> [Passage to read]:

● ● ● ● ●

Social Exchange Theory

Sherry J. Holladay

Social exchange theory generally conceptualizes interaction as a series of social exchanges that explain the development, maintenance, and deterioration of interpersonal relationships. The underlying explanatory mechanism is the value that participants place on the symbolic and material behaviors that constitute the relationship relative to other relationships. Exchange behaviors, including one’s own relational investments and outcomes, are evaluated subjectively in terms of rewards and costs. Relationship management decisions are made based on the assessment of costs relative to benefits. This entry first describes the principles of social exchange theories and then describes how these are reflected in current approaches to corporate reputation.

Principles of Social Exchange Theories

In general, social exchanges can be viewed as analogous to economic exchanges that are negotiated between people who pursue their own self-interests. Both parties must be relatively satisfied with the outcomes of the exchange, or perceive a lack of alternatives for obtaining the desired resources obtained through the exchange, for the exchange to continue. Economic exchanges typically are evaluated more objectively and are less emotionally attached to the specific exchange partners. In contrast to economic exchanges, social exchanges may seem less rational and involve material or symbolic resources or rewards, such as love, status, social approval, respect, information, and goods, that vary in their perceived value for different individuals. A person may ascribe greater significance to some resources over others and place greater value on the resources provided by particular exchange partners. An interpersonal relationship develops through the exchange of resources that are sufficient to satisfy the interactants’ needs and induce them to continue the social exchange.

Internal social cognition processes are central to relational decision making in social exchange theories. Individuals’ perceptions, expectations, evaluations, and mental calculations of rewards and costs are subjective and occur at the intrapersonal level. Though each relationship can be evaluated in terms of its unique cost-benefit ratio relative to resource acquisition, each relationship also exists within a larger constellation of relationships developed by the focal individual. Hence, the outcomes derived from a relationship can be compared with past and current relationships (a comparison level) as well as relationships that may be cultivated in the future (a comparison level of alternatives). This means that satisfaction with the resources obtained through a specific relationship can be affected by a person’s current and potential access to a larger network of relationships that also can provide the desired rewards. Social exchange theories predict that relationships will be maintained when the perceived rewards of engaging in those exchanges outweigh the perceived costs and/or there is a dearth of options for securing the desired resources.

● ● ● ● ●

> [The request]:
List every example the social exchange theory text gives of the material or symbolic resources or rewards that social exchanges may involve.

> [Data excerpt]:
● ● ● ● ●

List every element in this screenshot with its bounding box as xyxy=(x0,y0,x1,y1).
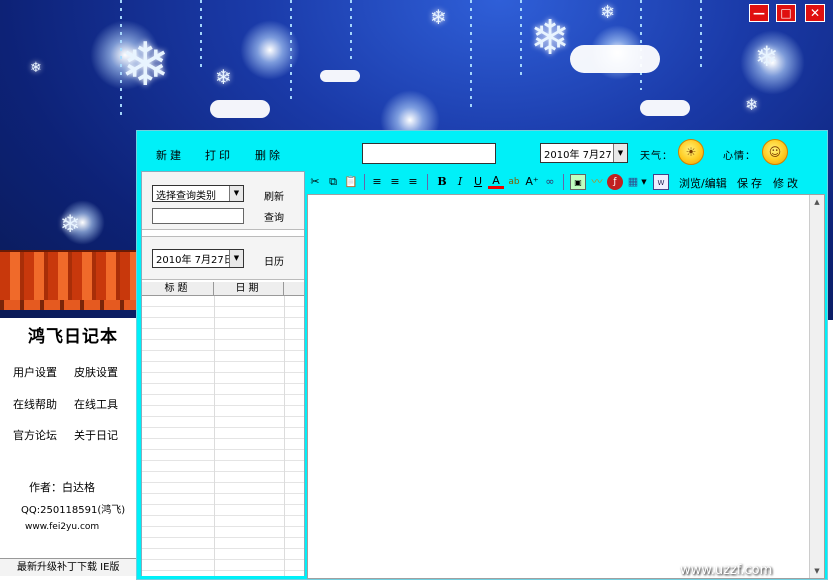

● ● ● ● ●

> [Written solution]:
- love
- status
- social approval
- respect
- information
- goods